**Your goal**: Below are some records; retype all of them exactly.

**Information given**:
===

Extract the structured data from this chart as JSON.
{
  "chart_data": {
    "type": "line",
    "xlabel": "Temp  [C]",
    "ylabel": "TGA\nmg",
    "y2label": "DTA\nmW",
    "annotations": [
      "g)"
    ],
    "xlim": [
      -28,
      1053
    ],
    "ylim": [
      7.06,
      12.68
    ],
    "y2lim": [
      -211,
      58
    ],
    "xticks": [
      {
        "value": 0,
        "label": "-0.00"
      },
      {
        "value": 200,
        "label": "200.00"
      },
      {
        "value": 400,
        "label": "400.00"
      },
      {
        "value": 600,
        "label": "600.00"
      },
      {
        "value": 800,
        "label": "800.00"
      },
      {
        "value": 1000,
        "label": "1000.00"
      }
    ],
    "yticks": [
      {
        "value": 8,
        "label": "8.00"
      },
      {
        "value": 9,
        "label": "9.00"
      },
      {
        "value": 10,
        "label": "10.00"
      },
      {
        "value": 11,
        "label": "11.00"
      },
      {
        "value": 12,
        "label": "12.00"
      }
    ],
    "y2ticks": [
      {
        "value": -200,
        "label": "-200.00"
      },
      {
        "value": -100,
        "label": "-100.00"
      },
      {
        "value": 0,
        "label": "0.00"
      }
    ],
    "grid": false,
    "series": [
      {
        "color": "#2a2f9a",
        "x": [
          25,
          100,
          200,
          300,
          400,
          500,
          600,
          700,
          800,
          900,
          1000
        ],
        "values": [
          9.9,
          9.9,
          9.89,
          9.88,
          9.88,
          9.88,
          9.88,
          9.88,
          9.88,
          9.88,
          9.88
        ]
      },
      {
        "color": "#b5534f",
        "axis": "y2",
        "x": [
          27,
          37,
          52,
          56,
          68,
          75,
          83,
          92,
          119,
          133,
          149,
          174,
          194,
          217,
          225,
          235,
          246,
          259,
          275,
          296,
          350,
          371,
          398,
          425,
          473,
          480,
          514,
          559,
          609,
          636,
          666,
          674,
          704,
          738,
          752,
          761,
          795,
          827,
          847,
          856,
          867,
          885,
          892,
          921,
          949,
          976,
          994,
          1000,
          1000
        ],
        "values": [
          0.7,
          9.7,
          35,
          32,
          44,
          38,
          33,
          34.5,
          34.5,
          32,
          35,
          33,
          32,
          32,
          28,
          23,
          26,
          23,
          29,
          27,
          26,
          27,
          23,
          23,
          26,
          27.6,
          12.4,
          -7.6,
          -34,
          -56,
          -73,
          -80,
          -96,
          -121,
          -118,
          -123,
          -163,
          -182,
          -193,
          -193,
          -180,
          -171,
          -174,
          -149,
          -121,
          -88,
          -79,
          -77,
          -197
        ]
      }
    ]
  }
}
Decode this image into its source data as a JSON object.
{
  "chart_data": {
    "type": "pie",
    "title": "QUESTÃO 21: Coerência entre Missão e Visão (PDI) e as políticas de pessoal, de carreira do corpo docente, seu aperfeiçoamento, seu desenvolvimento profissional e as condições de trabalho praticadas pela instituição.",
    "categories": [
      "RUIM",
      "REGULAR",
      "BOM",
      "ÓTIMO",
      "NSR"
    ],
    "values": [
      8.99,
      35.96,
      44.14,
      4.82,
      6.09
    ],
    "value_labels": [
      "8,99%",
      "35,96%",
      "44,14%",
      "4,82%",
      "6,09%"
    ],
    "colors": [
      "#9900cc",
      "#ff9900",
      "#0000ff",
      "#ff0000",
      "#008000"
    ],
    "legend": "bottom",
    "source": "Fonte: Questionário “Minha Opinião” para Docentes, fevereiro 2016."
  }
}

===

**The solution**:
Extract the structured data from this chart as JSON.
{
  "chart_data": {
    "type": "line",
    "xlabel": "Temp  [C]",
    "ylabel": "TGA\nmg",
    "y2label": "DTA\nmW",
    "annotations": [
      "g)"
    ],
    "xlim": [
      -28,
      1053
    ],
    "ylim": [
      7.06,
      12.68
    ],
    "y2lim": [
      -211,
      58
    ],
    "xticks": [
      {
        "value": 0,
        "label": "-0.00"
      },
      {
        "value": 200,
        "label": "200.00"
      },
      {
        "value": 400,
        "label": "400.00"
      },
      {
        "value": 600,
        "label": "600.00"
      },
      {
        "value": 800,
        "label": "800.00"
      },
      {
        "value": 1000,
        "label": "1000.00"
      }
    ],
    "yticks": [
      {
        "value": 8,
        "label": "8.00"
      },
      {
        "value": 9,
        "label": "9.00"
      },
      {
        "value": 10,
        "label": "10.00"
      },
      {
        "value": 11,
        "label": "11.00"
      },
      {
        "value": 12,
        "label": "12.00"
      }
    ],
    "y2ticks": [
      {
        "value": -200,
        "label": "-200.00"
      },
      {
        "value": -100,
        "label": "-100.00"
      },
      {
        "value": 0,
        "label": "0.00"
      }
    ],
    "grid": false,
    "series": [
      {
        "color": "#2a2f9a",
        "x": [
          25,
          100,
          200,
          300,
          400,
          500,
          600,
          700,
          800,
          900,
          1000
        ],
        "values": [
          9.9,
          9.9,
          9.89,
          9.88,
          9.88,
          9.88,
          9.88,
          9.88,
          9.88,
          9.88,
          9.88
        ]
      },
      {
        "color": "#b5534f",
        "axis": "y2",
        "x": [
          27,
          37,
          52,
          56,
          68,
          75,
          83,
          92,
          119,
          133,
          149,
          174,
          194,
          217,
          225,
          235,
          246,
          259,
          275,
          296,
          350,
          371,
          398,
          425,
          473,
          480,
          514,
          559,
          609,
          636,
          666,
          674,
          704,
          738,
          752,
          761,
          795,
          827,
          847,
          856,
          867,
          885,
          892,
          921,
          949,
          976,
          994,
          1000,
          1000
        ],
        "values": [
          0.7,
          9.7,
          35,
          32,
          44,
          38,
          33,
          34.5,
          34.5,
          32,
          35,
          33,
          32,
          32,
          28,
          23,
          26,
          23,
          29,
          27,
          26,
          27,
          23,
          23,
          26,
          27.6,
          12.4,
          -7.6,
          -34,
          -56,
          -73,
          -80,
          -96,
          -121,
          -118,
          -123,
          -163,
          -182,
          -193,
          -193,
          -180,
          -171,
          -174,
          -149,
          -121,
          -88,
          -79,
          -77,
          -197
        ]
      }
    ]
  }
}
Decode this image into its source data as a JSON object.
{
  "chart_data": {
    "type": "pie",
    "title": "QUESTÃO 21: Coerência entre Missão e Visão (PDI) e as políticas de pessoal, de carreira do corpo docente, seu aperfeiçoamento, seu desenvolvimento profissional e as condições de trabalho praticadas pela instituição.",
    "categories": [
      "RUIM",
      "REGULAR",
      "BOM",
      "ÓTIMO",
      "NSR"
    ],
    "values": [
      8.99,
      35.96,
      44.14,
      4.82,
      6.09
    ],
    "value_labels": [
      "8,99%",
      "35,96%",
      "44,14%",
      "4,82%",
      "6,09%"
    ],
    "colors": [
      "#9900cc",
      "#ff9900",
      "#0000ff",
      "#ff0000",
      "#008000"
    ],
    "legend": "bottom",
    "source": "Fonte: Questionário “Minha Opinião” para Docentes, fevereiro 2016."
  }
}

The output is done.